● **PROVIDED DATA**:

>>>>

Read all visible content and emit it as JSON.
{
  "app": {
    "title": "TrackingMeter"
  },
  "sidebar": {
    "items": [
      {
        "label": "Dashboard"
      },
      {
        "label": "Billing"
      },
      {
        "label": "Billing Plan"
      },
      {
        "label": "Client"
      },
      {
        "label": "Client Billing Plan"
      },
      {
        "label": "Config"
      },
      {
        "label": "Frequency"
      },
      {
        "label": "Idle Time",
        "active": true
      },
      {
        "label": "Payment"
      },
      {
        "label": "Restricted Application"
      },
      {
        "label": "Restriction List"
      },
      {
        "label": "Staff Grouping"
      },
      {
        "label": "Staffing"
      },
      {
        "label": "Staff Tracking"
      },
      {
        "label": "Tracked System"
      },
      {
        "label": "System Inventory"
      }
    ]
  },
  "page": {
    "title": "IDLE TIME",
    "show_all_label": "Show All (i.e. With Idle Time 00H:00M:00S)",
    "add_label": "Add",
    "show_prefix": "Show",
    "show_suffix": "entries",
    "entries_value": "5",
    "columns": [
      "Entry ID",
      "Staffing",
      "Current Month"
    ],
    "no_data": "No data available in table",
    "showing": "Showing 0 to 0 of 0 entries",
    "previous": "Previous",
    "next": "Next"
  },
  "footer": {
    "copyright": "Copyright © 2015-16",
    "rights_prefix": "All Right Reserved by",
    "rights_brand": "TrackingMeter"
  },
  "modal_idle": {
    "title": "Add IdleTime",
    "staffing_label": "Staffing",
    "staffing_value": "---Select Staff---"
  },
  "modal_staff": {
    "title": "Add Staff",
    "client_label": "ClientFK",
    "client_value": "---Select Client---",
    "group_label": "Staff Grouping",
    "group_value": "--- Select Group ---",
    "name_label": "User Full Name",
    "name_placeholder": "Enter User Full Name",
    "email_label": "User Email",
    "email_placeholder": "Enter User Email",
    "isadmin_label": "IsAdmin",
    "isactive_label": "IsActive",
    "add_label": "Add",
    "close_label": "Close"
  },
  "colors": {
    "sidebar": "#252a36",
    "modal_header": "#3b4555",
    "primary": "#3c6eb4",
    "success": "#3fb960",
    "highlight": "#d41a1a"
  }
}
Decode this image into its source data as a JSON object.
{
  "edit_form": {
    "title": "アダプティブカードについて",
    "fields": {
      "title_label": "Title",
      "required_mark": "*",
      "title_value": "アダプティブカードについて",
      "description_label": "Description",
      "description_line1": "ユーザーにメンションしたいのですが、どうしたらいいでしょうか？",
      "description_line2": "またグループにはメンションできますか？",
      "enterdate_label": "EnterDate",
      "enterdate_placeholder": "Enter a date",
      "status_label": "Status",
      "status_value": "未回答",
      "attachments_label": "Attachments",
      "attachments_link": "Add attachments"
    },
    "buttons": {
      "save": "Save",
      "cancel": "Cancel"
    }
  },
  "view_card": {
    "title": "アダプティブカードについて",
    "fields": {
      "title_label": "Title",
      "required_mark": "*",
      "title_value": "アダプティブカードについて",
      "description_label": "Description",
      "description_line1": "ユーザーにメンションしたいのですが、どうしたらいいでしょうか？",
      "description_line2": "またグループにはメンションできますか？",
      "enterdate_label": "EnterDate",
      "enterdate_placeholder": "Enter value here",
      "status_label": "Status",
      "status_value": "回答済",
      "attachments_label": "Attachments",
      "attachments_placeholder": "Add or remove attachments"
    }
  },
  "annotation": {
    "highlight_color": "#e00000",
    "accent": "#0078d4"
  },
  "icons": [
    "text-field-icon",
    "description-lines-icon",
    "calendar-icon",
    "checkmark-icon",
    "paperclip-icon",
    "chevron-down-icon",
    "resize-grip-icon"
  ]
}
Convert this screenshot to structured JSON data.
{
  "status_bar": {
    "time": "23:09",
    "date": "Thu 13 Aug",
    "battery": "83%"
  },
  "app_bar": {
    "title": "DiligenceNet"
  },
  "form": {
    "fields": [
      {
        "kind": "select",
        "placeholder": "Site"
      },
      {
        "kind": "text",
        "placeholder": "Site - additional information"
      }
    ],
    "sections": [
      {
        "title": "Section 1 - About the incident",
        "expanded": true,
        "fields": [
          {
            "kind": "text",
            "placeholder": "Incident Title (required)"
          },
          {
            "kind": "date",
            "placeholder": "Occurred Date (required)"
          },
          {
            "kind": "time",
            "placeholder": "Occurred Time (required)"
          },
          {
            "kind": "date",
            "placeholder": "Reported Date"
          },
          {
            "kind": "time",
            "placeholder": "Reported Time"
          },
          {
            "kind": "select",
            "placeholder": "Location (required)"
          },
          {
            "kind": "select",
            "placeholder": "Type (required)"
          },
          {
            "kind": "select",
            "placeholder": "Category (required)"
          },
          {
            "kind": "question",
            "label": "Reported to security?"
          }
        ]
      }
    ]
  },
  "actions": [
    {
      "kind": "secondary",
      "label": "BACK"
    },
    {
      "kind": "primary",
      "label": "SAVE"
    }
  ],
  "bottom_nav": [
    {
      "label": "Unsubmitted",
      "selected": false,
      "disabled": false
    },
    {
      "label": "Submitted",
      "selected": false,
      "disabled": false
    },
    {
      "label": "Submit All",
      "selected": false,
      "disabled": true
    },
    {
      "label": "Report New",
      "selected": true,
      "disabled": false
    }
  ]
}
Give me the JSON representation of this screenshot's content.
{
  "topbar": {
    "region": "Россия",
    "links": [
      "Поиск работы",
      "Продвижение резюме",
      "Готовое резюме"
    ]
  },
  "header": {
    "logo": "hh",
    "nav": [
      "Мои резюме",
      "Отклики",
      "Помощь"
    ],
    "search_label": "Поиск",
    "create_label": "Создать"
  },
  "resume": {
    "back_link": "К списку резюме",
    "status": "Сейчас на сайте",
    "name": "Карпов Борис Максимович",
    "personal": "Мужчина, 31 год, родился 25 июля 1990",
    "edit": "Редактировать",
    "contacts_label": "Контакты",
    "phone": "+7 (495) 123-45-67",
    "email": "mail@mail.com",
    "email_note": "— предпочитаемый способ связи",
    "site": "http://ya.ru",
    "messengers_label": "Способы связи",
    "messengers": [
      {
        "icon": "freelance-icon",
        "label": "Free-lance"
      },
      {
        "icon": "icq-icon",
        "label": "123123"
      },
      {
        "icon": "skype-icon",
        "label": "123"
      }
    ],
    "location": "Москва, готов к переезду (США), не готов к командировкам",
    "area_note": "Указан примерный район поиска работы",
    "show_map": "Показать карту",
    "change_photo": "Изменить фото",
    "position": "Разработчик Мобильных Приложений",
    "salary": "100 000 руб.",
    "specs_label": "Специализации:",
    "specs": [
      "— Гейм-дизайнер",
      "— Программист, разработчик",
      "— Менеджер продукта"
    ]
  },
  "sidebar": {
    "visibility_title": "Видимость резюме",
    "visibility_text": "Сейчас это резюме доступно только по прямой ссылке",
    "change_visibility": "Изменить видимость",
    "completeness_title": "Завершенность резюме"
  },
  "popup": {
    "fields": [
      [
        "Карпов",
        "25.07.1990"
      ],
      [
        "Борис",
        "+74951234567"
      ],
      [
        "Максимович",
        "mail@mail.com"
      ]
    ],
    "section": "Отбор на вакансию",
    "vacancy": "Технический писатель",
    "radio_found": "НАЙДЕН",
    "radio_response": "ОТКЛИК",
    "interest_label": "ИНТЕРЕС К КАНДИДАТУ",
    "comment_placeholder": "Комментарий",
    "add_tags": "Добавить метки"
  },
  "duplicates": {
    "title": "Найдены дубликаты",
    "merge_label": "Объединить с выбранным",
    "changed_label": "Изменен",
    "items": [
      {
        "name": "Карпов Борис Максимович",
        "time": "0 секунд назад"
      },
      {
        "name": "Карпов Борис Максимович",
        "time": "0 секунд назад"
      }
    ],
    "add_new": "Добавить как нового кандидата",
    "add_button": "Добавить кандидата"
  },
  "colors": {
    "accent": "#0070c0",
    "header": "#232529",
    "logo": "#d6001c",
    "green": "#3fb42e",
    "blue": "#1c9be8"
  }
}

<<<<

● **JOB**:
Tally the lines above containing "работы". Answer with the count only.

● **ANSWER**:
2